■ CHALLENGE ■
Repeat the entries that follow verbatim, without any of their pictures.

■ LISTED ENTRIES ■
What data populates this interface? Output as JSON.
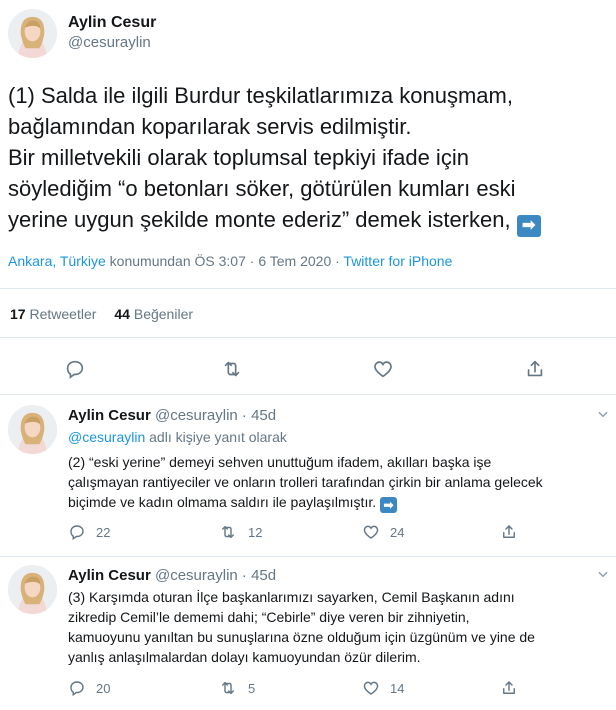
{
  "main_tweet": {
    "author_name": "Aylin Cesur",
    "author_handle": "@cesuraylin",
    "text_line1": "(1) Salda ile ilgili Burdur teşkilatlarımıza konuşmam,",
    "text_line2": "bağlamından koparılarak servis edilmiştir.",
    "text_line3": "Bir milletvekili olarak toplumsal tepkiyi ifade için",
    "text_line4": "söylediğim “o betonları söker, götürülen kumları eski",
    "text_line5": "yerine uygun şekilde monte ederiz” demek isterken,",
    "emoji_arrow": "➡",
    "location": "Ankara, Türkiye",
    "location_suffix": " konumundan ",
    "timestamp": "ÖS 3:07 · 6 Tem 2020 · ",
    "source": "Twitter for iPhone",
    "retweets_count": "17",
    "retweets_label": "Retweetler",
    "likes_count": "44",
    "likes_label": "Beğeniler"
  },
  "replies": [
    {
      "author_name": "Aylin Cesur",
      "author_handle": "@cesuraylin",
      "time": "· 45d",
      "reply_to_handle": "@cesuraylin",
      "reply_to_label": " adlı kişiye yanıt olarak",
      "text_line1": "(2) “eski yerine” demeyi sehven unuttuğum ifadem, akılları başka işe",
      "text_line2": "çalışmayan rantiyeciler ve onların trolleri tarafından çirkin bir anlama gelecek",
      "text_line3": "biçimde ve kadın olmama saldırı ile paylaşılmıştır.",
      "emoji_arrow": "➡",
      "reply_count": "22",
      "retweet_count": "12",
      "like_count": "24"
    },
    {
      "author_name": "Aylin Cesur",
      "author_handle": "@cesuraylin",
      "time": "· 45d",
      "text_line1": "(3) Karşımda oturan İlçe başkanlarımızı sayarken, Cemil Başkanın adını",
      "text_line2": "zikredip Cemil’le dememi dahi; “Cebirle” diye veren bir zihniyetin,",
      "text_line3": "kamuoyunu yanıltan bu sunuşlarına özne olduğum için üzgünüm ve yine de",
      "text_line4": "yanlış anlaşılmalardan dolayı kamuoyundan özür dilerim.",
      "reply_count": "20",
      "retweet_count": "5",
      "like_count": "14"
    }
  ],
  "colors": {
    "link": "#1b95e0",
    "muted": "#657786",
    "text": "#14171a",
    "divider": "#e1e8ed"
  }
}
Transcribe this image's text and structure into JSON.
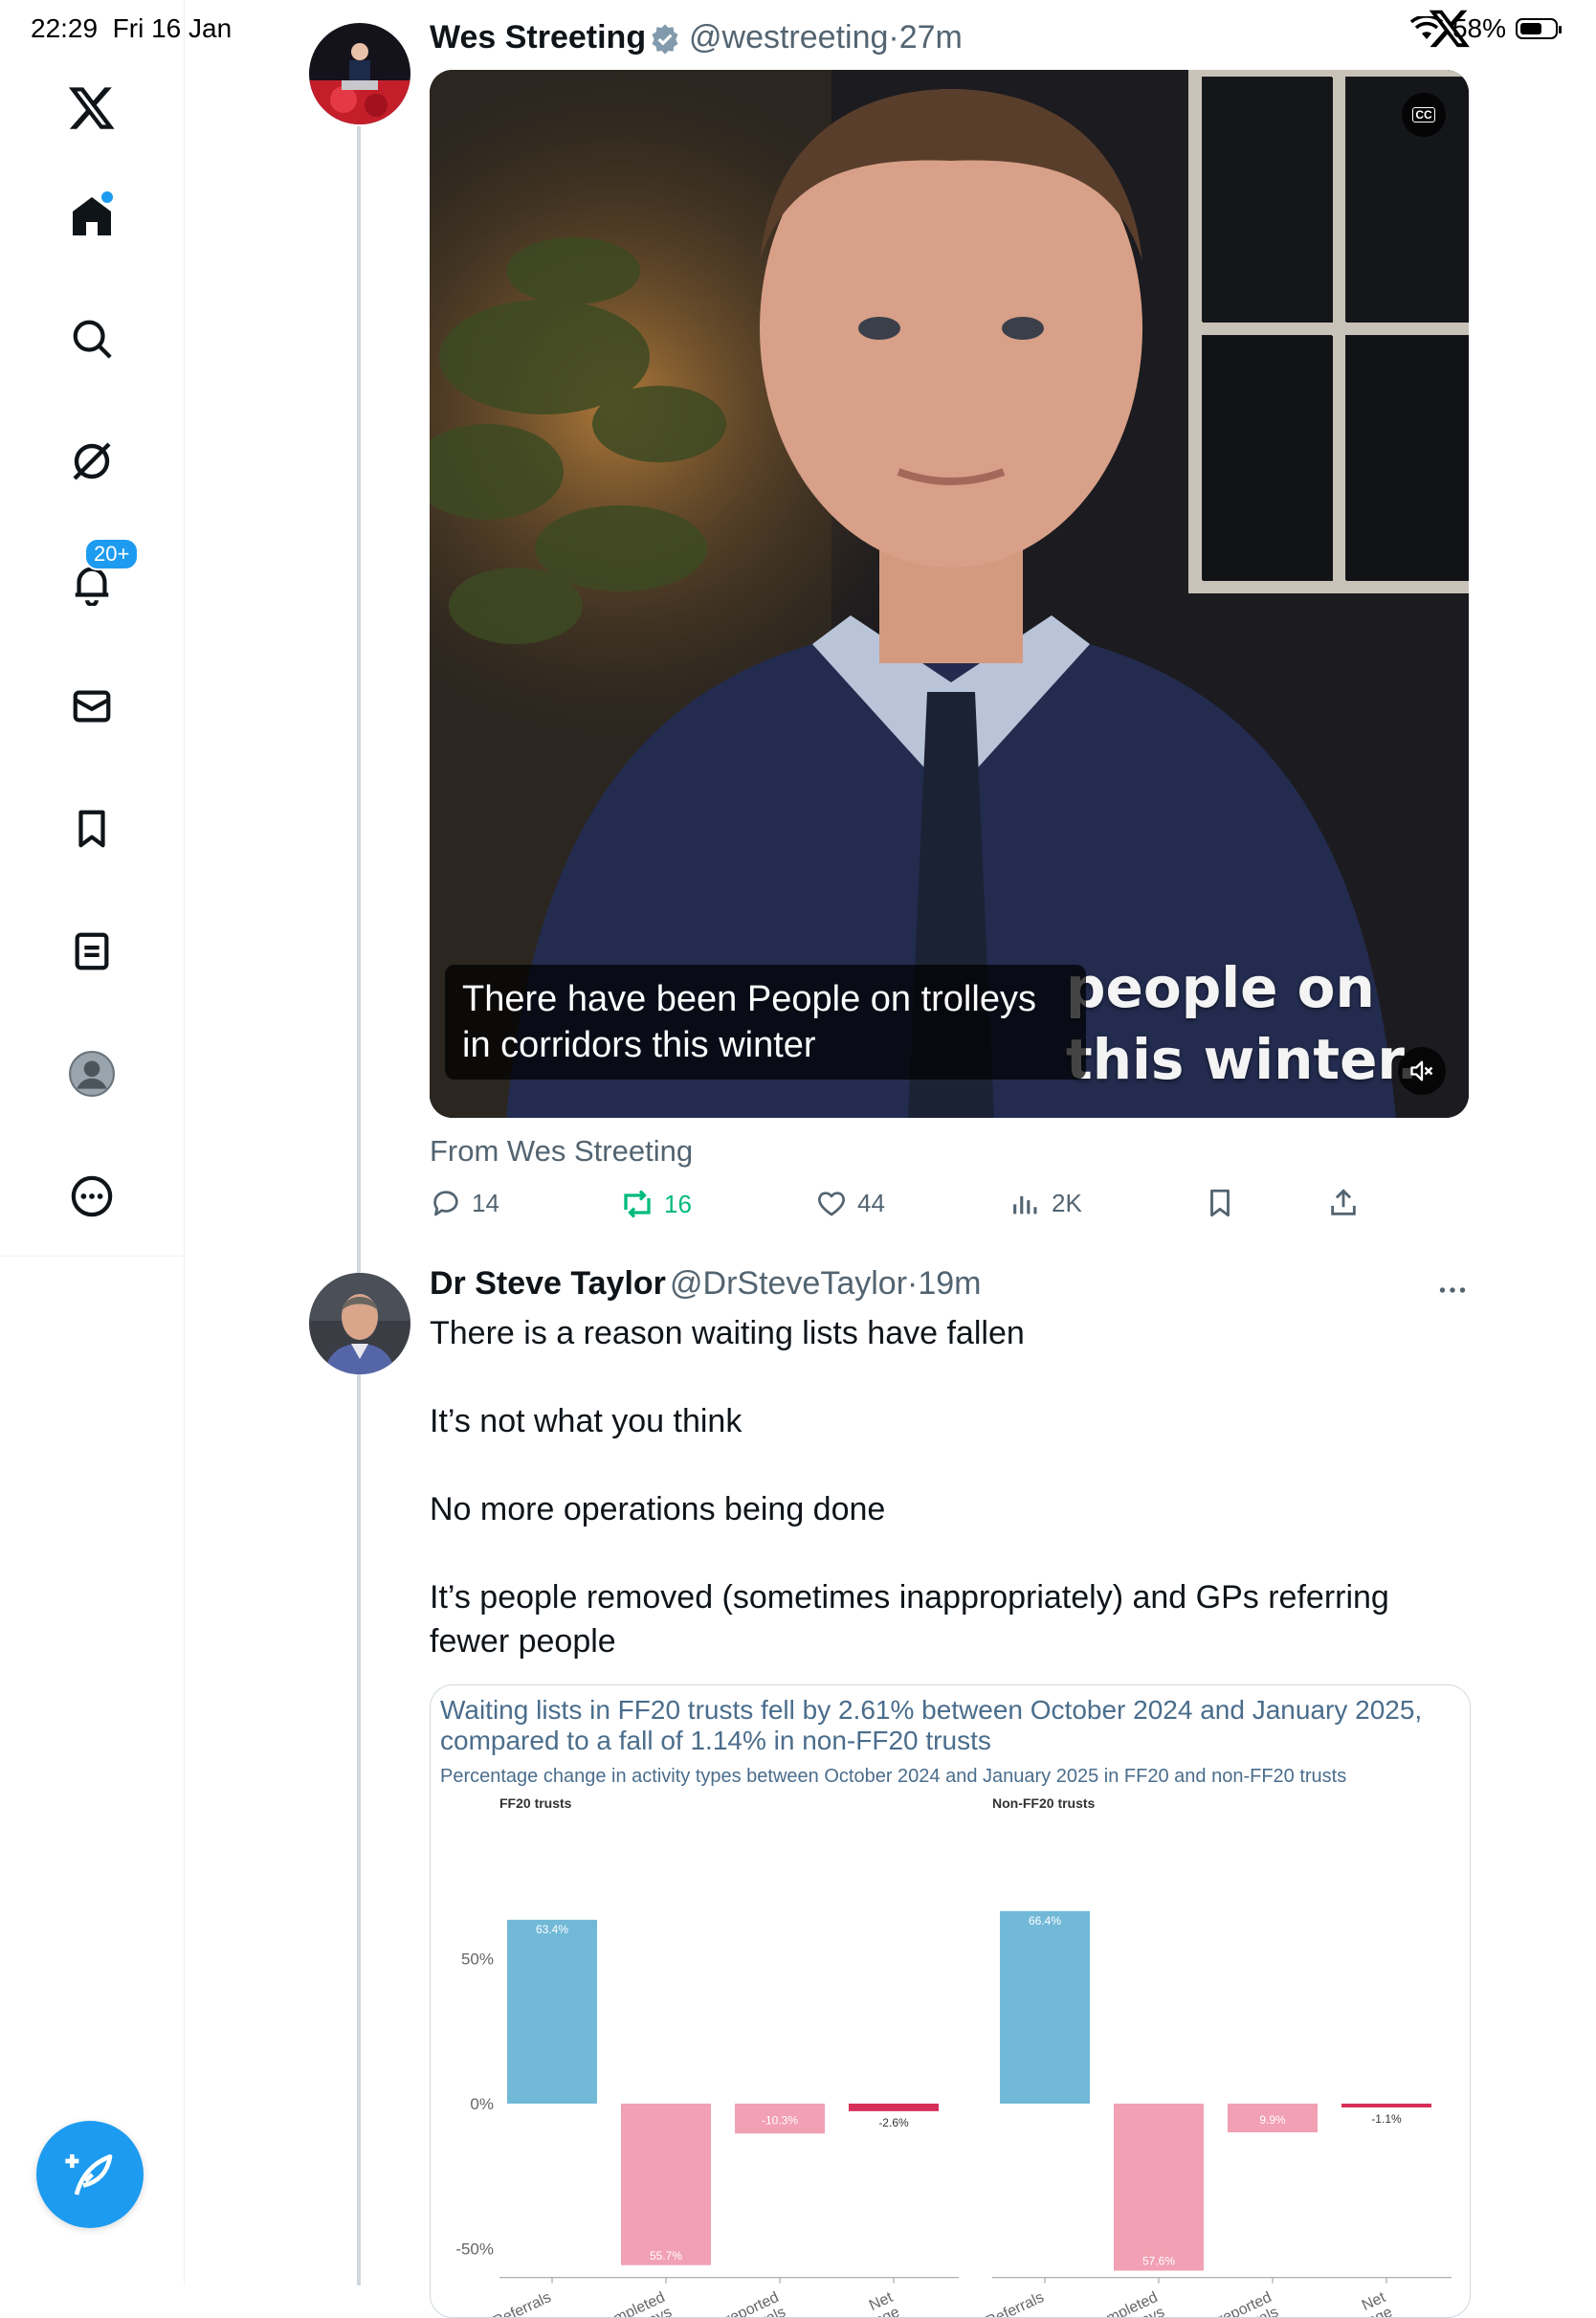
{
  "status_bar": {
    "time": "22:29",
    "date": "Fri 16 Jan",
    "battery": "58%"
  },
  "sidebar": {
    "items": [
      {
        "name": "x-logo",
        "icon": "x-logo-icon"
      },
      {
        "name": "home",
        "icon": "home-icon"
      },
      {
        "name": "search",
        "icon": "search-icon"
      },
      {
        "name": "grok",
        "icon": "grok-icon"
      },
      {
        "name": "notifications",
        "icon": "bell-icon",
        "badge": "20+"
      },
      {
        "name": "messages",
        "icon": "envelope-icon"
      },
      {
        "name": "bookmarks",
        "icon": "bookmark-icon"
      },
      {
        "name": "lists",
        "icon": "list-icon"
      },
      {
        "name": "profile",
        "icon": "avatar-icon"
      },
      {
        "name": "more",
        "icon": "more-circle-icon"
      }
    ],
    "compose_icon": "compose-icon"
  },
  "tweet1": {
    "name": "Wes Streeting",
    "handle": "@westreeting",
    "time": "27m",
    "verified": true,
    "caption_line1": "There have been People on trolleys",
    "caption_line2": "in corridors this winter",
    "burned_caption_1": "people on",
    "burned_caption_2": "this winter.",
    "from": "From Wes Streeting",
    "replies": "14",
    "reposts": "16",
    "likes": "44",
    "views": "2K"
  },
  "tweet2": {
    "name": "Dr Steve Taylor",
    "handle": "@DrSteveTaylor",
    "time": "19m",
    "paragraphs": [
      "There is a reason waiting lists have fallen",
      "It’s not what you think",
      "No more operations being done",
      "It’s people removed (sometimes inappropriately) and GPs referring fewer people"
    ]
  },
  "chart_card": {
    "title": "Waiting lists in FF20 trusts fell by 2.61% between October 2024 and January 2025, compared to a fall of 1.14% in non-FF20 trusts",
    "subtitle": "Percentage change in activity types between October 2024 and January 2025 in FF20 and non-FF20 trusts"
  },
  "chart_data": {
    "type": "bar",
    "categories": [
      "Referrals",
      "Completed pathways",
      "Unreported removals",
      "Net change"
    ],
    "y_ticks": [
      "50%",
      "0%",
      "-50%"
    ],
    "ylim": [
      -55,
      70
    ],
    "colors": {
      "Referrals": "#72b9d8",
      "Completed pathways": "#f2a0b3",
      "Unreported removals": "#f2a0b3",
      "Net change": "#d62f5a"
    },
    "panels": [
      {
        "title": "FF20 trusts",
        "values": [
          63.4,
          -55.7,
          -10.3,
          -2.6
        ],
        "labels": [
          "63.4%",
          "55.7%",
          "-10.3%",
          "-2.6%"
        ]
      },
      {
        "title": "Non-FF20 trusts",
        "values": [
          66.4,
          -57.6,
          -9.9,
          -1.1
        ],
        "labels": [
          "66.4%",
          "57.6%",
          "9.9%",
          "-1.1%"
        ]
      }
    ]
  }
}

■ WORKED ANSWER ■
What data populates this interface? Output as JSON.
{
  "main_tweet": {
    "author_name": "Aylin Cesur",
    "author_handle": "@cesuraylin",
    "text_line1": "(1) Salda ile ilgili Burdur teşkilatlarımıza konuşmam,",
    "text_line2": "bağlamından koparılarak servis edilmiştir.",
    "text_line3": "Bir milletvekili olarak toplumsal tepkiyi ifade için",
    "text_line4": "söylediğim “o betonları söker, götürülen kumları eski",
    "text_line5": "yerine uygun şekilde monte ederiz” demek isterken,",
    "emoji_arrow": "➡",
    "location": "Ankara, Türkiye",
    "location_suffix": " konumundan ",
    "timestamp": "ÖS 3:07 · 6 Tem 2020 · ",
    "source": "Twitter for iPhone",
    "retweets_count": "17",
    "retweets_label": "Retweetler",
    "likes_count": "44",
    "likes_label": "Beğeniler"
  },
  "replies": [
    {
      "author_name": "Aylin Cesur",
      "author_handle": "@cesuraylin",
      "time": "· 45d",
      "reply_to_handle": "@cesuraylin",
      "reply_to_label": " adlı kişiye yanıt olarak",
      "text_line1": "(2) “eski yerine” demeyi sehven unuttuğum ifadem, akılları başka işe",
      "text_line2": "çalışmayan rantiyeciler ve onların trolleri tarafından çirkin bir anlama gelecek",
      "text_line3": "biçimde ve kadın olmama saldırı ile paylaşılmıştır.",
      "emoji_arrow": "➡",
      "reply_count": "22",
      "retweet_count": "12",
      "like_count": "24"
    },
    {
      "author_name": "Aylin Cesur",
      "author_handle": "@cesuraylin",
      "time": "· 45d",
      "text_line1": "(3) Karşımda oturan İlçe başkanlarımızı sayarken, Cemil Başkanın adını",
      "text_line2": "zikredip Cemil’le dememi dahi; “Cebirle” diye veren bir zihniyetin,",
      "text_line3": "kamuoyunu yanıltan bu sunuşlarına özne olduğum için üzgünüm ve yine de",
      "text_line4": "yanlış anlaşılmalardan dolayı kamuoyundan özür dilerim.",
      "reply_count": "20",
      "retweet_count": "5",
      "like_count": "14"
    }
  ],
  "colors": {
    "link": "#1b95e0",
    "muted": "#657786",
    "text": "#14171a",
    "divider": "#e1e8ed"
  }
}
Transcribe this image's text and structure into JSON.
{
  "status_bar": {
    "time": "22:29",
    "date": "Fri 16 Jan",
    "battery": "58%"
  },
  "sidebar": {
    "items": [
      {
        "name": "x-logo",
        "icon": "x-logo-icon"
      },
      {
        "name": "home",
        "icon": "home-icon"
      },
      {
        "name": "search",
        "icon": "search-icon"
      },
      {
        "name": "grok",
        "icon": "grok-icon"
      },
      {
        "name": "notifications",
        "icon": "bell-icon",
        "badge": "20+"
      },
      {
        "name": "messages",
        "icon": "envelope-icon"
      },
      {
        "name": "bookmarks",
        "icon": "bookmark-icon"
      },
      {
        "name": "lists",
        "icon": "list-icon"
      },
      {
        "name": "profile",
        "icon": "avatar-icon"
      },
      {
        "name": "more",
        "icon": "more-circle-icon"
      }
    ],
    "compose_icon": "compose-icon"
  },
  "tweet1": {
    "name": "Wes Streeting",
    "handle": "@westreeting",
    "time": "27m",
    "verified": true,
    "caption_line1": "There have been People on trolleys",
    "caption_line2": "in corridors this winter",
    "burned_caption_1": "people on",
    "burned_caption_2": "this winter.",
    "from": "From Wes Streeting",
    "replies": "14",
    "reposts": "16",
    "likes": "44",
    "views": "2K"
  },
  "tweet2": {
    "name": "Dr Steve Taylor",
    "handle": "@DrSteveTaylor",
    "time": "19m",
    "paragraphs": [
      "There is a reason waiting lists have fallen",
      "It’s not what you think",
      "No more operations being done",
      "It’s people removed (sometimes inappropriately) and GPs referring fewer people"
    ]
  },
  "chart_card": {
    "title": "Waiting lists in FF20 trusts fell by 2.61% between October 2024 and January 2025, compared to a fall of 1.14% in non-FF20 trusts",
    "subtitle": "Percentage change in activity types between October 2024 and January 2025 in FF20 and non-FF20 trusts"
  },
  "chart_data": {
    "type": "bar",
    "categories": [
      "Referrals",
      "Completed pathways",
      "Unreported removals",
      "Net change"
    ],
    "y_ticks": [
      "50%",
      "0%",
      "-50%"
    ],
    "ylim": [
      -55,
      70
    ],
    "colors": {
      "Referrals": "#72b9d8",
      "Completed pathways": "#f2a0b3",
      "Unreported removals": "#f2a0b3",
      "Net change": "#d62f5a"
    },
    "panels": [
      {
        "title": "FF20 trusts",
        "values": [
          63.4,
          -55.7,
          -10.3,
          -2.6
        ],
        "labels": [
          "63.4%",
          "55.7%",
          "-10.3%",
          "-2.6%"
        ]
      },
      {
        "title": "Non-FF20 trusts",
        "values": [
          66.4,
          -57.6,
          -9.9,
          -1.1
        ],
        "labels": [
          "66.4%",
          "57.6%",
          "9.9%",
          "-1.1%"
        ]
      }
    ]
  }
}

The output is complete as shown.